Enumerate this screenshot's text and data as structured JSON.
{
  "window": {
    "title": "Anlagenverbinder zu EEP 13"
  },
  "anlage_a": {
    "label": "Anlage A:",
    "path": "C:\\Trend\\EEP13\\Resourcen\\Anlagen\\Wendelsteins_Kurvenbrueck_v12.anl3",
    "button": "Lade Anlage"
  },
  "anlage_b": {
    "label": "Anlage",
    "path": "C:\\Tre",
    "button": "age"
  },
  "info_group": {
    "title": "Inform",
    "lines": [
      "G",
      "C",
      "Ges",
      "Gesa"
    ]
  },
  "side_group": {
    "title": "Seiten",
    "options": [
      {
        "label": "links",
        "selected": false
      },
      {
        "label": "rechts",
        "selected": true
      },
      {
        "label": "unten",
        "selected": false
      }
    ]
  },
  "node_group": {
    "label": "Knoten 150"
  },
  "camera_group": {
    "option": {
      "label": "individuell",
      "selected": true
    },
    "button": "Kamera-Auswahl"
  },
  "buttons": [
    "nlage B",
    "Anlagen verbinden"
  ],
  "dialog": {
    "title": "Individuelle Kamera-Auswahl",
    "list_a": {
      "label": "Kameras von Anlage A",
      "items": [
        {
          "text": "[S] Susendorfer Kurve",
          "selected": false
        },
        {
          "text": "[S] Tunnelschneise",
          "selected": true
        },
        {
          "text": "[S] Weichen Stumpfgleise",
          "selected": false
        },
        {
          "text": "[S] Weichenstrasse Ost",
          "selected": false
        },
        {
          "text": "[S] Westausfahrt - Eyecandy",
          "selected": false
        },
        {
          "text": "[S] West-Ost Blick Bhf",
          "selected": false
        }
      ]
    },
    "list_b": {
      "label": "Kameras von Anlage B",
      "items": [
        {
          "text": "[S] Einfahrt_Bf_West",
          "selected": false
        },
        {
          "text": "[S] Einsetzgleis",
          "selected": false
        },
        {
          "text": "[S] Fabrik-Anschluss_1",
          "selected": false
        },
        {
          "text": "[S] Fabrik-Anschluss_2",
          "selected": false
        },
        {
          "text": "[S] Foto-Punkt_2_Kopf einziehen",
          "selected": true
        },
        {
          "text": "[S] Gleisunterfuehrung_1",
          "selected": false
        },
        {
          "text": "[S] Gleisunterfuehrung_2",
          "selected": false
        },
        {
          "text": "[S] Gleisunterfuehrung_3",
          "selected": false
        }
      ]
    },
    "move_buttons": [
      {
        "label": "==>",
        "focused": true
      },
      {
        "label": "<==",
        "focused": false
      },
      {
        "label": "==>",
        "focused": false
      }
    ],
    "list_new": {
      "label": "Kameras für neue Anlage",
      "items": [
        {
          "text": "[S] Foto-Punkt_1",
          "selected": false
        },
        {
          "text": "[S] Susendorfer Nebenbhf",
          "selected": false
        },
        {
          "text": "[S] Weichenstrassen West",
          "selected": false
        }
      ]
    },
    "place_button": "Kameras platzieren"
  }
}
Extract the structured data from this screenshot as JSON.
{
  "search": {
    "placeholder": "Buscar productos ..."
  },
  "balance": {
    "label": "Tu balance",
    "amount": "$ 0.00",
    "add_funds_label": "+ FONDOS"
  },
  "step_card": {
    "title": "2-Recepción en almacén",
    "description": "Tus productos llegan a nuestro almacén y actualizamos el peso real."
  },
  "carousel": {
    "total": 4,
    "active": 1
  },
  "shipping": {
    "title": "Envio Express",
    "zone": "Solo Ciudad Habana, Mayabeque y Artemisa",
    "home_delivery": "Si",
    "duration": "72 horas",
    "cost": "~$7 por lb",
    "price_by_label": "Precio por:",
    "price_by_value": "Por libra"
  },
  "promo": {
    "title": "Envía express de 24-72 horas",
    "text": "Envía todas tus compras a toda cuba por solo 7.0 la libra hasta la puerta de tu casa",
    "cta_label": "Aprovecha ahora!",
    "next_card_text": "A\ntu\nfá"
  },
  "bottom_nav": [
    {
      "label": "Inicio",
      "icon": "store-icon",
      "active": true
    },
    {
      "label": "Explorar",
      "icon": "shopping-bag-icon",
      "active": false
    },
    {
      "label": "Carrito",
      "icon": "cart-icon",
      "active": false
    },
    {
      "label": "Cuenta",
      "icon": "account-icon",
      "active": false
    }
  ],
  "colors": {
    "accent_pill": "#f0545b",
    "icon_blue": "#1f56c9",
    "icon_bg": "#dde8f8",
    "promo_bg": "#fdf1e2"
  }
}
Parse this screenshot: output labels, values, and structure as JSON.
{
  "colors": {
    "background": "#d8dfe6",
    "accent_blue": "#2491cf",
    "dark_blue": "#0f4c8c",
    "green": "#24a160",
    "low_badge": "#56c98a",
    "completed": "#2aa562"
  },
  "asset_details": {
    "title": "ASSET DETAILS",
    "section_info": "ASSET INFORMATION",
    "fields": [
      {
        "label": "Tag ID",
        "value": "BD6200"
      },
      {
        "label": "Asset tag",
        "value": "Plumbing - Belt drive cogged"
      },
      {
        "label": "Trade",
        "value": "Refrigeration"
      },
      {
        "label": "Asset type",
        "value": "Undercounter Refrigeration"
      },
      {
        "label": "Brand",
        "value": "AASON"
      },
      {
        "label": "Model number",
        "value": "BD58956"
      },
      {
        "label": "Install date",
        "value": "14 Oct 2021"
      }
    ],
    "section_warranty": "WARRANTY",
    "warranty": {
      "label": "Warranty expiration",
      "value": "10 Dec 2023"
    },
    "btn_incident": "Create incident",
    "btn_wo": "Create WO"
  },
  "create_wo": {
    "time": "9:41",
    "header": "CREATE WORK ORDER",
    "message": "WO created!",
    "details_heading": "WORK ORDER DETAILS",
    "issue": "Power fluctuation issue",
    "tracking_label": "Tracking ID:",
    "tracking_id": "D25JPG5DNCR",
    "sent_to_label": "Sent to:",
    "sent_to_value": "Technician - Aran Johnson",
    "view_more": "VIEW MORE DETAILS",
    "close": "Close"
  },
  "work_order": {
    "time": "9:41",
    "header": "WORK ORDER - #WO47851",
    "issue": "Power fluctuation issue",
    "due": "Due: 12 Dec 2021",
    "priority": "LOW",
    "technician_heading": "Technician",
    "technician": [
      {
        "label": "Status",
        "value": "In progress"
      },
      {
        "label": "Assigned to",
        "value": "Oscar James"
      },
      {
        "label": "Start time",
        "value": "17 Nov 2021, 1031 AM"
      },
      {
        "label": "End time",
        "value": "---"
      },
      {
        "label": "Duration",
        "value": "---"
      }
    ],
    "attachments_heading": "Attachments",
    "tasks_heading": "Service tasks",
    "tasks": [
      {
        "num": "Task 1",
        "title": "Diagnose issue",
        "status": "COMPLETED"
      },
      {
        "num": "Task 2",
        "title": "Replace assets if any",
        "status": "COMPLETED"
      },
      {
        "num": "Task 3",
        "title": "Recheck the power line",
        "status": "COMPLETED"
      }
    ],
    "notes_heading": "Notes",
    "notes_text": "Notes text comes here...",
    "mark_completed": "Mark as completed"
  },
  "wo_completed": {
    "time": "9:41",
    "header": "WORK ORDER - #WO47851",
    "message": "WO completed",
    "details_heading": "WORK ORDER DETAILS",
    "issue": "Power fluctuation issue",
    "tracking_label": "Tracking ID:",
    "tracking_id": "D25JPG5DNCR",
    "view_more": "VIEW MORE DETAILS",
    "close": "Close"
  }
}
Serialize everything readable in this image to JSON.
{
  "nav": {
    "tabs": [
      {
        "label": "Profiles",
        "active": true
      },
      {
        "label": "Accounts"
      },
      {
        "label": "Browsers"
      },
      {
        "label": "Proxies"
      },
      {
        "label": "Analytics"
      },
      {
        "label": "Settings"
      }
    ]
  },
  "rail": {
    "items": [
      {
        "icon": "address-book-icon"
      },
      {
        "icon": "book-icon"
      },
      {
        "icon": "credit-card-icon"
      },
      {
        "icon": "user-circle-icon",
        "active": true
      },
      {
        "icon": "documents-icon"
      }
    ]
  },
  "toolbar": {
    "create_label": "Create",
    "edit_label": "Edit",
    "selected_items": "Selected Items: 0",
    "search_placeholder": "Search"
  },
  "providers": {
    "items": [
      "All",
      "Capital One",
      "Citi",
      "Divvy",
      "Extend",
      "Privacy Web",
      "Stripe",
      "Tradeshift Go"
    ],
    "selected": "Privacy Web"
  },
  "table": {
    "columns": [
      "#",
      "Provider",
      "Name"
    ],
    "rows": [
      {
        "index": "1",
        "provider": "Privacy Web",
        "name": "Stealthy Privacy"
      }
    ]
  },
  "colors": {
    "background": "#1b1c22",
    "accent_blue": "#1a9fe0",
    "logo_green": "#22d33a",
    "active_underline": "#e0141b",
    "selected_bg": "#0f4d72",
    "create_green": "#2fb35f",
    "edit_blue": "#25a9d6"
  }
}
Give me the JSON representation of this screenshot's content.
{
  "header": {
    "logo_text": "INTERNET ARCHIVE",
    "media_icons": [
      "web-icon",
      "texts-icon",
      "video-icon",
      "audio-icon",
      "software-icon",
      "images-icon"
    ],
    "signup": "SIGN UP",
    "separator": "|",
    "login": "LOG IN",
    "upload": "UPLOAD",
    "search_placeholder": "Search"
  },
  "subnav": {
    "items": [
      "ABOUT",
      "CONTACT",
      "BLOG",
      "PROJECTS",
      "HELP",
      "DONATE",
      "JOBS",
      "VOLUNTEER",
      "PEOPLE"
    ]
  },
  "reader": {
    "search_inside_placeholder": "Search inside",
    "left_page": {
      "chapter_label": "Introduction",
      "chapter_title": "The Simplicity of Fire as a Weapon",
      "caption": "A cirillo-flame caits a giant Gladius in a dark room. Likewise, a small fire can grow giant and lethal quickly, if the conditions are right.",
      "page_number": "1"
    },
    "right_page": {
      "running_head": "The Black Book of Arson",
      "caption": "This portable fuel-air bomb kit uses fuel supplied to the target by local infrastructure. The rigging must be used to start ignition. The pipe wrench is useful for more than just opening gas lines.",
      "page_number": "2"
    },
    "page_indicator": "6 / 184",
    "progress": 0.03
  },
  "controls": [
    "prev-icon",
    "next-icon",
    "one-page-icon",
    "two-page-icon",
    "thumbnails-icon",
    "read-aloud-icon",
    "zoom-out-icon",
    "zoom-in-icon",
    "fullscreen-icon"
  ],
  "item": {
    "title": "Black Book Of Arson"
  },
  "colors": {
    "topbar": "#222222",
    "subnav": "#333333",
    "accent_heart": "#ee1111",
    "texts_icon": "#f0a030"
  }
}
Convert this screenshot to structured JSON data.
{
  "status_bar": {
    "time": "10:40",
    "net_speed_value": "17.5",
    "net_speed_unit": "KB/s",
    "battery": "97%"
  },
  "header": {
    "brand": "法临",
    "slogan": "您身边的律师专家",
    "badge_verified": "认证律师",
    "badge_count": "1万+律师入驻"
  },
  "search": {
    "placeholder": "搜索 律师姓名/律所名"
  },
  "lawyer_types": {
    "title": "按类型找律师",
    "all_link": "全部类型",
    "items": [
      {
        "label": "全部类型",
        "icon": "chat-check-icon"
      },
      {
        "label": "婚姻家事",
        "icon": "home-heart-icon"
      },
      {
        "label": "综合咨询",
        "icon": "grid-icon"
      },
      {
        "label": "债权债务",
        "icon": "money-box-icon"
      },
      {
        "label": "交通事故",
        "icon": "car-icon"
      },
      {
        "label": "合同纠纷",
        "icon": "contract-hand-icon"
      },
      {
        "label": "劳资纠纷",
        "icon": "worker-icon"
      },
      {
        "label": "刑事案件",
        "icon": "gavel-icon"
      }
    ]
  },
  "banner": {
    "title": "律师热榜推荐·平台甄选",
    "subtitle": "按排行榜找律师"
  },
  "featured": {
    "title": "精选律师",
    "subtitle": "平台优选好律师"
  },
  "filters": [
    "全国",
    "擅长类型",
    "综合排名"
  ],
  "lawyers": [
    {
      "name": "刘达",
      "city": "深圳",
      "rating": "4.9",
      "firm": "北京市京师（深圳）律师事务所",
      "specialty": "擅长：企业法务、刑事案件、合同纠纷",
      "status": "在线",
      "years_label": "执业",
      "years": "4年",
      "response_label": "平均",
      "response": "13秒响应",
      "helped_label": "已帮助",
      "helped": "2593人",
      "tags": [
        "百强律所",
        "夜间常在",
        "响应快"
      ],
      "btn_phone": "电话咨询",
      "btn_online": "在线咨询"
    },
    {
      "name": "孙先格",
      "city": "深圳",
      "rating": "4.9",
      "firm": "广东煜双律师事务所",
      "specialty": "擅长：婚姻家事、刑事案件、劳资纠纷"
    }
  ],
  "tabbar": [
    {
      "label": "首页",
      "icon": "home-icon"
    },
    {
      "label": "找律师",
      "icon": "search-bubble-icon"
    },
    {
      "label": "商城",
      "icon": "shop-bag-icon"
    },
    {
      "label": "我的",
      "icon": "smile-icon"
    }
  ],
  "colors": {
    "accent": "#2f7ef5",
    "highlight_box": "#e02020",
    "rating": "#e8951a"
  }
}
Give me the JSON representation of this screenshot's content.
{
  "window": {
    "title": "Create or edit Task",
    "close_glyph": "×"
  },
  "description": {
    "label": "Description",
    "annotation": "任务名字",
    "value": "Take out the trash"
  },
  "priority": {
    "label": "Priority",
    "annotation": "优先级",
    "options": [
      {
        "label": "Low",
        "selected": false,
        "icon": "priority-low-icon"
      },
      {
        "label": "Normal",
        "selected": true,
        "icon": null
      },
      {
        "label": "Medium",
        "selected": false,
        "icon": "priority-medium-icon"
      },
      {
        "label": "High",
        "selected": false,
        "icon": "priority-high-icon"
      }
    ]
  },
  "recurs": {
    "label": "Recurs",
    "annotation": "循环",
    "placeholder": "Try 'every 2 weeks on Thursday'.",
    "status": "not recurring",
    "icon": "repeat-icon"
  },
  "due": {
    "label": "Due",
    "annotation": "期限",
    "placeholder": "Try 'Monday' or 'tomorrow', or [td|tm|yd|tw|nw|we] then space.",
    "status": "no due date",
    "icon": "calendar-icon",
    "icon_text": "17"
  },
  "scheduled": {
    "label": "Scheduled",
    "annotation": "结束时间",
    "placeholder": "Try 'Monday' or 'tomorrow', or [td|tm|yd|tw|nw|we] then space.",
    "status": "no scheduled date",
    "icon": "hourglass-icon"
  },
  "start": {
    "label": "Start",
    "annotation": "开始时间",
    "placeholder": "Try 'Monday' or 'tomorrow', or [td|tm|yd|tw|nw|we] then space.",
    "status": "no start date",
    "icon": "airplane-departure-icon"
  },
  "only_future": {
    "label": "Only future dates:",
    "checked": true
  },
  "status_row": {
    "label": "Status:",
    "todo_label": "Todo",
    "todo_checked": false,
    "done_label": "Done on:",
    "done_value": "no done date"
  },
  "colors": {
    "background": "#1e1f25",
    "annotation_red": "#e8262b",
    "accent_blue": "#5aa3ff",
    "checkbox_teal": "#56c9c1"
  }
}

- **Requirements**
Copy out every line where the word "Privacy" occurs.

- **Task answer**
      "Privacy Web",
    "selected": "Privacy Web"
        "provider": "Privacy Web",
        "name": "Stealthy Privacy"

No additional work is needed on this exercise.